#### Records to process ####

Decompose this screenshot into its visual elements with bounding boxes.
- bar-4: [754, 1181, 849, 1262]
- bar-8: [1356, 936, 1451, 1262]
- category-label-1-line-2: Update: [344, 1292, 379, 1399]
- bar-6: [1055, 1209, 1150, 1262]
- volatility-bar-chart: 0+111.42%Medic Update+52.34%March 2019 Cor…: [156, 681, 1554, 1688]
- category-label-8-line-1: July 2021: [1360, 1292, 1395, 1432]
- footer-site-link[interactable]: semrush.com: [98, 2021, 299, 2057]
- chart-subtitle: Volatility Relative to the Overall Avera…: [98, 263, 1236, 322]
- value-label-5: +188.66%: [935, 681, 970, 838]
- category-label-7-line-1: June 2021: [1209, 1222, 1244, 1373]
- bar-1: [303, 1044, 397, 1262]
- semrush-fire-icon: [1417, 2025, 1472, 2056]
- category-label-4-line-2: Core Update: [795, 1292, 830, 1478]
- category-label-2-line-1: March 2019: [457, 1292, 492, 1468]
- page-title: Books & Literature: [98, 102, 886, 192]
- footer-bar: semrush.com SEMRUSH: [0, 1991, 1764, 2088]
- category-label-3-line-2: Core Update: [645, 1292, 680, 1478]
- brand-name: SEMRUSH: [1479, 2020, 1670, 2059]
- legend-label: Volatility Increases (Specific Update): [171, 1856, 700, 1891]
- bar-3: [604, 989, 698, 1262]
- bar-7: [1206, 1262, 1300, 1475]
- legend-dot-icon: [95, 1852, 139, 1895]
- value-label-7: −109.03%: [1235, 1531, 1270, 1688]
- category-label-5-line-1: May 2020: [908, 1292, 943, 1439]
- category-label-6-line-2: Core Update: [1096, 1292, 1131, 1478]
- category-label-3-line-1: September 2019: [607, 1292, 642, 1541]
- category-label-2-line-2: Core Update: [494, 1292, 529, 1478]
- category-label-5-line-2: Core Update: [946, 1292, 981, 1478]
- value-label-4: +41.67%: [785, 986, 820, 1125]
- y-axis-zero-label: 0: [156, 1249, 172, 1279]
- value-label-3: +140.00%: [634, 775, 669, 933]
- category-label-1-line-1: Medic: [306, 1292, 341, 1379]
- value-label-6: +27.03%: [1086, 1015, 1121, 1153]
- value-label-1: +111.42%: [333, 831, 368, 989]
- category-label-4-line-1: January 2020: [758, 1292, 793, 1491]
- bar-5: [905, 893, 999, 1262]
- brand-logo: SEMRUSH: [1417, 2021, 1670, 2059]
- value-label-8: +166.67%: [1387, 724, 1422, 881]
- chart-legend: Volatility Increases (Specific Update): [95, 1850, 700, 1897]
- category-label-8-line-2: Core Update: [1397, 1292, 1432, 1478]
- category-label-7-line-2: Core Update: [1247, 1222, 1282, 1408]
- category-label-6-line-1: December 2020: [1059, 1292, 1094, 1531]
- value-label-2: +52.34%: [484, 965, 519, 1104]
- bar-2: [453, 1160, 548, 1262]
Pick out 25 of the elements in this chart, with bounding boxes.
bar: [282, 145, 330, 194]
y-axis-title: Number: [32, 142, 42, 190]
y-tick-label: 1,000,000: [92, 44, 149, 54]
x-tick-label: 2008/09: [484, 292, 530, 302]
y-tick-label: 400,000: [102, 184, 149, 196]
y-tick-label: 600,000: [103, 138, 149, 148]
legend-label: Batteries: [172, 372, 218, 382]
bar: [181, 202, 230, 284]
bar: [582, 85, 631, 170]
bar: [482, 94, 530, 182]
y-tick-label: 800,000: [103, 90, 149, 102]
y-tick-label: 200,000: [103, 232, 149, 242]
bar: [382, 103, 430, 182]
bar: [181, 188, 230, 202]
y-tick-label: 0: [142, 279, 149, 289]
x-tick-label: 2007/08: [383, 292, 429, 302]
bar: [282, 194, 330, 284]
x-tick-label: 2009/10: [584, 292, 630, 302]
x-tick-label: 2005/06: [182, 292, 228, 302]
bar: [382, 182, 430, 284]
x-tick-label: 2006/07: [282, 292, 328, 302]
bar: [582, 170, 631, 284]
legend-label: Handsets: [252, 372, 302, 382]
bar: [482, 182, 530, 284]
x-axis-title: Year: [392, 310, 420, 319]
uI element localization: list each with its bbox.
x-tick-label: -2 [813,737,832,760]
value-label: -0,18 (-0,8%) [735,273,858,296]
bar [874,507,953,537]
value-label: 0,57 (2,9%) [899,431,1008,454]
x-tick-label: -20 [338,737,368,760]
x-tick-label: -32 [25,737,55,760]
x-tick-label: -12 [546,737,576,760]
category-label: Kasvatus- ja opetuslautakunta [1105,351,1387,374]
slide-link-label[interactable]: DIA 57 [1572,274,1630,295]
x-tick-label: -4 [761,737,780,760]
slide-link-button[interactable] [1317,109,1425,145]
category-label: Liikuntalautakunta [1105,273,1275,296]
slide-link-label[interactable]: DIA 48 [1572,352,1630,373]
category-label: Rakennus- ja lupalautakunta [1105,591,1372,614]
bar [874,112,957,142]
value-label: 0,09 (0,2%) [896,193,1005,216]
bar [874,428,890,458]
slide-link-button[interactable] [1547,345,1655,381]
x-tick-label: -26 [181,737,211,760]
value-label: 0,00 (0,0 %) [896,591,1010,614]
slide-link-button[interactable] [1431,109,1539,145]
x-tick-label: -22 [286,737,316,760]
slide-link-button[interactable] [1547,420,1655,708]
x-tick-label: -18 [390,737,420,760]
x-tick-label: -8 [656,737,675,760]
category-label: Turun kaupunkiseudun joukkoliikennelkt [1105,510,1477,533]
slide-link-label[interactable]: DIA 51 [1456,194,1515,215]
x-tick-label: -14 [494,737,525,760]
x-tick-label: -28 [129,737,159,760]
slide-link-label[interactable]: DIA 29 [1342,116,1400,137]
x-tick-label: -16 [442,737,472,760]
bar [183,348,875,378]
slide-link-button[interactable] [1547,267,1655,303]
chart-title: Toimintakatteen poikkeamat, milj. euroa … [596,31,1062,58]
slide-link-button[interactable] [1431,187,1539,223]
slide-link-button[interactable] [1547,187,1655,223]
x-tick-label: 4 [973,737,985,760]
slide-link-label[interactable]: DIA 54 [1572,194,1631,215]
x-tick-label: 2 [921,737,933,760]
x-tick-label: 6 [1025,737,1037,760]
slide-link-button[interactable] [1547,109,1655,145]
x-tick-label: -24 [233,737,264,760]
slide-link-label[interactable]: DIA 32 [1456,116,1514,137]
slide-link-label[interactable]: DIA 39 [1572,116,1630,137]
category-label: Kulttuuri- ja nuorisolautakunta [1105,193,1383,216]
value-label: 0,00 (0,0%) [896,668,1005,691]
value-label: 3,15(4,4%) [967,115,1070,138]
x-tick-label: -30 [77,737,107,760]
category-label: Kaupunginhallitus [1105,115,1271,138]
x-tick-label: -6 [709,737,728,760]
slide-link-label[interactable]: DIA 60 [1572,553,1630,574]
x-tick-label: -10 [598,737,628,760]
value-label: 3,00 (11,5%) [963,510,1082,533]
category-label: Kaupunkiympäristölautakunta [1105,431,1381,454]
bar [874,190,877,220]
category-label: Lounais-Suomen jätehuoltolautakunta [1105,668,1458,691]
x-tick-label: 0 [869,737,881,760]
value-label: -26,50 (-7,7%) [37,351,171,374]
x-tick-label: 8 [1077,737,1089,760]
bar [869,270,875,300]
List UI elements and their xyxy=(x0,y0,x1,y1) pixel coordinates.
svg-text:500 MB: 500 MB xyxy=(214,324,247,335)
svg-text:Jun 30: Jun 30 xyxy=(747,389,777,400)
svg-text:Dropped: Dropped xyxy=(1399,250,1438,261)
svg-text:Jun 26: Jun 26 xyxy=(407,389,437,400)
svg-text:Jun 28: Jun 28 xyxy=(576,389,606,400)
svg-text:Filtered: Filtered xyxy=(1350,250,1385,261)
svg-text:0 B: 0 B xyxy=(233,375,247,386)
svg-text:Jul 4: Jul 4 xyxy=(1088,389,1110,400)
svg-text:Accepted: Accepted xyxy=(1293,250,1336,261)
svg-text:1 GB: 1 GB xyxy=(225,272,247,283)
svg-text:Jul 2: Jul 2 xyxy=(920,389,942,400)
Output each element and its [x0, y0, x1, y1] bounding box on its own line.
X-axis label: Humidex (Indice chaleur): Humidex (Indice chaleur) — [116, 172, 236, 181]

####

Problem to solve
How many lines in the items above contain the string "elements"? Reply with the number only.

Finished task
3